== SUPPLIED PASSAGE
POLB data: The Port of Long Beach reported that total October volume—at 789,716 TEU—were down 2.1% compared to October 2020, its strongest October tally on record, while posting its second-busiest October output ever.
Port officials said that this was amid limited capacity at its marine terminals, which hindered import levels, coupled with an ongoing transition to extended operating hours.
October imports—at 385,000 TEU—fell 4.3% compared to October 2020, and exports—at 122,214—rose 6.6%. Empty containers—at 282,502 TEU—were down 2.4%
On a year-to-date basis through October, total POLA volume—at 7,884,565 TEU—is up 21% annually.
“Every sector of the supply chain has reached capacity and it is time for all of us to step up and get these goods delivered,” said Port of Long Beach Executive Director Mario Cordero in a statement. “In Long Beach, we are trying to add capacity by searching for vacant land to store containers, expanding the hours of operation at terminals, and implementing a fee that will incentivize ocean carriers to pull their containers out of the Port as soon as possible.”
====
#### [GIVEN INSTRUCTION A]
Revise the stretch of the Long Beach port passage from "POLB data: The" through "up 21% annually.", replacing "limited capacity" with "restricted capacity".
#### [GIVEN INSTRUCTION B]
Carry on the Long Beach port passage from its last sentence.
== EXTRACTED RECORDS
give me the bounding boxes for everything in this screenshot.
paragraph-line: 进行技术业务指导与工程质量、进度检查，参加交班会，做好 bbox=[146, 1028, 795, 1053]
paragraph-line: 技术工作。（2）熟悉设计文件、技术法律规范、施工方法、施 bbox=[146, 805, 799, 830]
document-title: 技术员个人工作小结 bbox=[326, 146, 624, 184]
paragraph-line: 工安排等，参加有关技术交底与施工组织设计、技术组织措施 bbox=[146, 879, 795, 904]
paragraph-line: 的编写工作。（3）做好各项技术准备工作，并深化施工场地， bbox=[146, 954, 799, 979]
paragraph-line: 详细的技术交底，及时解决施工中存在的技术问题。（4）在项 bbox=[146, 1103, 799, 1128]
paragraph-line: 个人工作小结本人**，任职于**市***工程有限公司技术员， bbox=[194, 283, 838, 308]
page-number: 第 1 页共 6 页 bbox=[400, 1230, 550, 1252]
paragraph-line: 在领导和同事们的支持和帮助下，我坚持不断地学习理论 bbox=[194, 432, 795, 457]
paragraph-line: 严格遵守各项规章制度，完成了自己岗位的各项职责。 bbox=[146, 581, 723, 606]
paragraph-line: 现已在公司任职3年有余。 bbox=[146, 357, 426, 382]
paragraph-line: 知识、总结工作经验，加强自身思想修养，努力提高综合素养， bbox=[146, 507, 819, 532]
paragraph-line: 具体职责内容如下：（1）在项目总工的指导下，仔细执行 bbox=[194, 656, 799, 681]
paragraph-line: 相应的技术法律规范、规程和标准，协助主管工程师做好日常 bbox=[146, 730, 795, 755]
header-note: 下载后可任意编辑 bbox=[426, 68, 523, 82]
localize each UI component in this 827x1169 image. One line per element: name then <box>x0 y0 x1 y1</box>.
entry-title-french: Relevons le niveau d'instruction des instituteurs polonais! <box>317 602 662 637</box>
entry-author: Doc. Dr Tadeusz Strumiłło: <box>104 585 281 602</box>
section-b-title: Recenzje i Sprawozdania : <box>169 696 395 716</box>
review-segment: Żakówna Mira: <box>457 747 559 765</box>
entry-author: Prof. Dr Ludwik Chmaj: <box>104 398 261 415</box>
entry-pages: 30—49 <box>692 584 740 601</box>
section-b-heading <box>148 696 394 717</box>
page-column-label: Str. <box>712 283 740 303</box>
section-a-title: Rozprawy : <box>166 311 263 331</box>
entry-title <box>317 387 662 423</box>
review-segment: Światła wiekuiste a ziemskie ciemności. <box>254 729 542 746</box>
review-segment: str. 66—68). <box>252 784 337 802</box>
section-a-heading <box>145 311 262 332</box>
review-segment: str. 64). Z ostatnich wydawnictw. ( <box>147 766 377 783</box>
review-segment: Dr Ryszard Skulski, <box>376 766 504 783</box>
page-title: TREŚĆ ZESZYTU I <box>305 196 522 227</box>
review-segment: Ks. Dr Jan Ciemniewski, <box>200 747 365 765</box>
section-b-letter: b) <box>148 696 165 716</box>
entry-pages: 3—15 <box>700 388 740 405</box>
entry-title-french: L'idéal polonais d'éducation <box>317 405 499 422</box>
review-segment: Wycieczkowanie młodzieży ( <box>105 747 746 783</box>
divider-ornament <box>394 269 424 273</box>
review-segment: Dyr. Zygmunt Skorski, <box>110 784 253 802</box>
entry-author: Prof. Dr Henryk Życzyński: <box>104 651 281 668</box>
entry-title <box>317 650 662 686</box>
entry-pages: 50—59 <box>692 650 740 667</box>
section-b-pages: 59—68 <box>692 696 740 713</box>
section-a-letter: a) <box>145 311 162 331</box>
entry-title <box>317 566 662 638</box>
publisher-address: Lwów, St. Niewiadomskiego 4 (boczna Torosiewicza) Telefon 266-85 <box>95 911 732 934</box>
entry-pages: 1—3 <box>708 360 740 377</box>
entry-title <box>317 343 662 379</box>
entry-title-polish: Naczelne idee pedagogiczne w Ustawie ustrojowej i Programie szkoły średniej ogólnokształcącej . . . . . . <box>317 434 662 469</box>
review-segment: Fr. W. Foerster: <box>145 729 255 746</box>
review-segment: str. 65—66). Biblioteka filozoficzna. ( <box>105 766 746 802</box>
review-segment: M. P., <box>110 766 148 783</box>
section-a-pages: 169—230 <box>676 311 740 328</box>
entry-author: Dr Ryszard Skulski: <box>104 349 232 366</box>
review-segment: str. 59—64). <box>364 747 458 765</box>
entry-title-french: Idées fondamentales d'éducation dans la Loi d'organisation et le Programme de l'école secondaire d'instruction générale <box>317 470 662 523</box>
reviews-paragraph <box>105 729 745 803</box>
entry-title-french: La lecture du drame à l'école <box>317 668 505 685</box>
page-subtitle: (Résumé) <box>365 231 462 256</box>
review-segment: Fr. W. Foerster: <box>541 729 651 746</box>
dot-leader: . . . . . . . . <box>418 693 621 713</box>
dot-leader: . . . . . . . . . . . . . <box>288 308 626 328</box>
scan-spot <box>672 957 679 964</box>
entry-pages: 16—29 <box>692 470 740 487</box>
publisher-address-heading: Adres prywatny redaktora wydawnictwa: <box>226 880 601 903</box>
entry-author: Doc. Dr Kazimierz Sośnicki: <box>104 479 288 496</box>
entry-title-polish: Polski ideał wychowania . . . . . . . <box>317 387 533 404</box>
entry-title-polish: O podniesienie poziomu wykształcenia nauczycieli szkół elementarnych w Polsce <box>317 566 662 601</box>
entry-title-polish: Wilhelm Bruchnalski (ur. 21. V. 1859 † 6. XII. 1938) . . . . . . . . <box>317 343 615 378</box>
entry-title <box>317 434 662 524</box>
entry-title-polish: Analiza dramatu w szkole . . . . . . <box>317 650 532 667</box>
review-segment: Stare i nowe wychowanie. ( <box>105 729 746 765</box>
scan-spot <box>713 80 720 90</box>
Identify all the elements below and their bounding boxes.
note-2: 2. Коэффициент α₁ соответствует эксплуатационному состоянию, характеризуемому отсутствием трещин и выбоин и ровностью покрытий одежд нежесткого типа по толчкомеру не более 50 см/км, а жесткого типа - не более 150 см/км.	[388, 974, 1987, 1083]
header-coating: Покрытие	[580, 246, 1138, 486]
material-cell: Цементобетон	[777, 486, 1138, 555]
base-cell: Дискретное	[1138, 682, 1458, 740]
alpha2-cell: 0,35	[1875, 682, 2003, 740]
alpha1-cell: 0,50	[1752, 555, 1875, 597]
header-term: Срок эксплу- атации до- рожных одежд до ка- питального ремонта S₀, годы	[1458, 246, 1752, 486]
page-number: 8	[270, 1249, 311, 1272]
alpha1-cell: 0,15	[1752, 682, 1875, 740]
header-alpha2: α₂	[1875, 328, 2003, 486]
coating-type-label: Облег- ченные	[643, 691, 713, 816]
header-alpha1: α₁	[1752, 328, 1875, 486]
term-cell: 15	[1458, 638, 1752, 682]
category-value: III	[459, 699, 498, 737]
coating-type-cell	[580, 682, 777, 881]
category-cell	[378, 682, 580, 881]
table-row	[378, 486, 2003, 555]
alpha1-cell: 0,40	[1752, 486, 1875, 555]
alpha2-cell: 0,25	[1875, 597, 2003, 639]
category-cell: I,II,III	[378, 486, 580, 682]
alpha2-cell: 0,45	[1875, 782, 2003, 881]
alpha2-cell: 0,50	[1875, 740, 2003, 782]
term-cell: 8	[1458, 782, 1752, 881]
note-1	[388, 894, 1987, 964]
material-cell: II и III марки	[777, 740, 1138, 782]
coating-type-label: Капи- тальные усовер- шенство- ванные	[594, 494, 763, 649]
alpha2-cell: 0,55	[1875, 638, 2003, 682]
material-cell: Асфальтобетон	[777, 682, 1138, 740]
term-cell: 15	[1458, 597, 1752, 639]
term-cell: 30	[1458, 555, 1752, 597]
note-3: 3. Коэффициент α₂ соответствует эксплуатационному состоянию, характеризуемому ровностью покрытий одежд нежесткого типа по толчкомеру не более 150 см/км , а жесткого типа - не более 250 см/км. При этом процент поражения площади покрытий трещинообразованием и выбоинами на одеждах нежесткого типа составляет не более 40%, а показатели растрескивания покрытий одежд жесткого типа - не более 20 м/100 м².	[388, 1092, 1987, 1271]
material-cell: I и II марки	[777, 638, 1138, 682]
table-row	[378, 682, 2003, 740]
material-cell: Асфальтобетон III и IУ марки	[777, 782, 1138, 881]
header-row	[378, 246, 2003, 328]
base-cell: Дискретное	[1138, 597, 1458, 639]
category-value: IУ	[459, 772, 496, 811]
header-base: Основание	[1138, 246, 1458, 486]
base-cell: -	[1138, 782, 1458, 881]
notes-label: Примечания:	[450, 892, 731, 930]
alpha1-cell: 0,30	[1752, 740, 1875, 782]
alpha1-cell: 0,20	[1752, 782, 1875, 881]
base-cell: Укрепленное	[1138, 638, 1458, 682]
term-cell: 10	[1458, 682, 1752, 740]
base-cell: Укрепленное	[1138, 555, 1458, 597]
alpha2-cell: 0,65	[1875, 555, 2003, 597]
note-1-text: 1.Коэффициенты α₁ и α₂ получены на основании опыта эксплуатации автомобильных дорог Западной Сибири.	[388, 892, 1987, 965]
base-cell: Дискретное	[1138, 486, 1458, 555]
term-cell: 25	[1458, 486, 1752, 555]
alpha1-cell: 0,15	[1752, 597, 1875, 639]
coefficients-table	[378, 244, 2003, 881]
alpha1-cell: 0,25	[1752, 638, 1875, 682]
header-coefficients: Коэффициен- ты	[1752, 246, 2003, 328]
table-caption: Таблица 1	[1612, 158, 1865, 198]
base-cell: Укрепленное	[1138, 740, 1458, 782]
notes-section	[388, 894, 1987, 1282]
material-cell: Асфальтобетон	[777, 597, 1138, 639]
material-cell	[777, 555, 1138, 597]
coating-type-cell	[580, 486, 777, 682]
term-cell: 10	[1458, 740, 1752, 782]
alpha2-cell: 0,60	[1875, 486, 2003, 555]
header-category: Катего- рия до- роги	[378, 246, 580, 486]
====
#### [FINAL RESULT A]
POLB data: The Port of Long Beach reported that total October volume—at 789,716 TEU—were down 2.1% compared to October 2020, its strongest October tally on record, while posting its second-busiest October output ever.
Port officials said that this was amid restricted capacity at its marine terminals, which hindered import levels, coupled with an ongoing transition to extended operating hours.
October imports—at 385,000 TEU—fell 4.3% compared to October 2020, and exports—at 122,214—rose 6.6%. Empty containers—at 282,502 TEU—were down 2.4%
On a year-to-date basis through October, total POLA volume—at 7,884,565 TEU—is up 21% annually.

#### [FINAL RESULT B]
In tandem with POLA, POLB enacted a Congestion Dwell Fee on Nov. 1, charging ocean carriers for cargo containers that remain too long on the docks. The program is aimed at speeding the flow of cargo containers moving through the San Pedro Bay ports complex and reducing a record number of vessels waiting off the Southern California coast. As of Nov. 10, POLB said there has been a 20% decrease in loaded import containers that have dwelled at the Port of Long Beach past their respective time limits. The Port of Los Angeles has adopted an identical measure. And it added that the port continues to work with marine terminals and other supply chain partners to expand hours as part of a framework for 24-7 operations.